> [WHAT YOU SHOULD DO]:
Repeat the listing that follows, character for character, minus the pictures.
-- START --
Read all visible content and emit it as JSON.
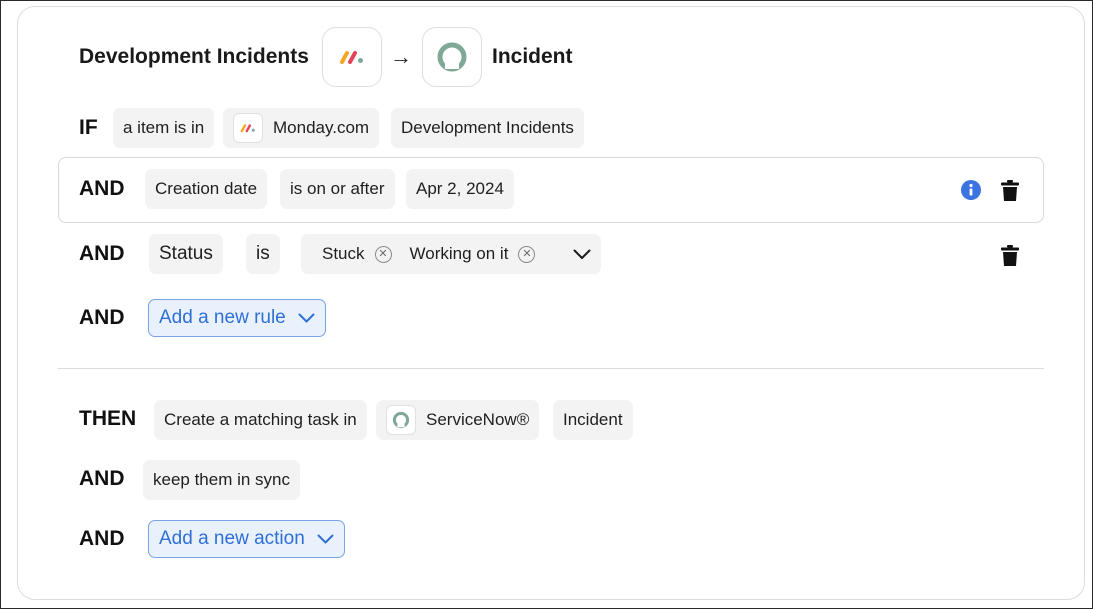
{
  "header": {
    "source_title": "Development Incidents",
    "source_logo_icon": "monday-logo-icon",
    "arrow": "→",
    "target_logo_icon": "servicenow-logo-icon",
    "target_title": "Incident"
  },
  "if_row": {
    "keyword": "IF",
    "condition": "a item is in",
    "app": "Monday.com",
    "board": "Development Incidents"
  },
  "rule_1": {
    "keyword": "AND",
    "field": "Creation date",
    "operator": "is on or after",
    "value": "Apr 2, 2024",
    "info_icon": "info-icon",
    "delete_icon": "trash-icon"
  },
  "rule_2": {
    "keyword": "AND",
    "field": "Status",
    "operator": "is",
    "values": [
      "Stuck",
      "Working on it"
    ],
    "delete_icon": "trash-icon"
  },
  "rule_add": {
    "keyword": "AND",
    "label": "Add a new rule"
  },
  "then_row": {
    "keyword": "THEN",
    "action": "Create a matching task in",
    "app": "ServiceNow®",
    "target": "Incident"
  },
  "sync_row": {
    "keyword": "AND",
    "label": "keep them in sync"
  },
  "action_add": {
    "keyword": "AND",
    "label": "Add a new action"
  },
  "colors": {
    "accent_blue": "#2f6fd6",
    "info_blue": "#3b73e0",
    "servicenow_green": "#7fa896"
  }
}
-- END --
> [SOLUTION TO THIS TASK]:
Read all visible content and emit it as JSON.
{
  "header": {
    "source_title": "Development Incidents",
    "source_logo_icon": "monday-logo-icon",
    "arrow": "→",
    "target_logo_icon": "servicenow-logo-icon",
    "target_title": "Incident"
  },
  "if_row": {
    "keyword": "IF",
    "condition": "a item is in",
    "app": "Monday.com",
    "board": "Development Incidents"
  },
  "rule_1": {
    "keyword": "AND",
    "field": "Creation date",
    "operator": "is on or after",
    "value": "Apr 2, 2024",
    "info_icon": "info-icon",
    "delete_icon": "trash-icon"
  },
  "rule_2": {
    "keyword": "AND",
    "field": "Status",
    "operator": "is",
    "values": [
      "Stuck",
      "Working on it"
    ],
    "delete_icon": "trash-icon"
  },
  "rule_add": {
    "keyword": "AND",
    "label": "Add a new rule"
  },
  "then_row": {
    "keyword": "THEN",
    "action": "Create a matching task in",
    "app": "ServiceNow®",
    "target": "Incident"
  },
  "sync_row": {
    "keyword": "AND",
    "label": "keep them in sync"
  },
  "action_add": {
    "keyword": "AND",
    "label": "Add a new action"
  },
  "colors": {
    "accent_blue": "#2f6fd6",
    "info_blue": "#3b73e0",
    "servicenow_green": "#7fa896"
  }
}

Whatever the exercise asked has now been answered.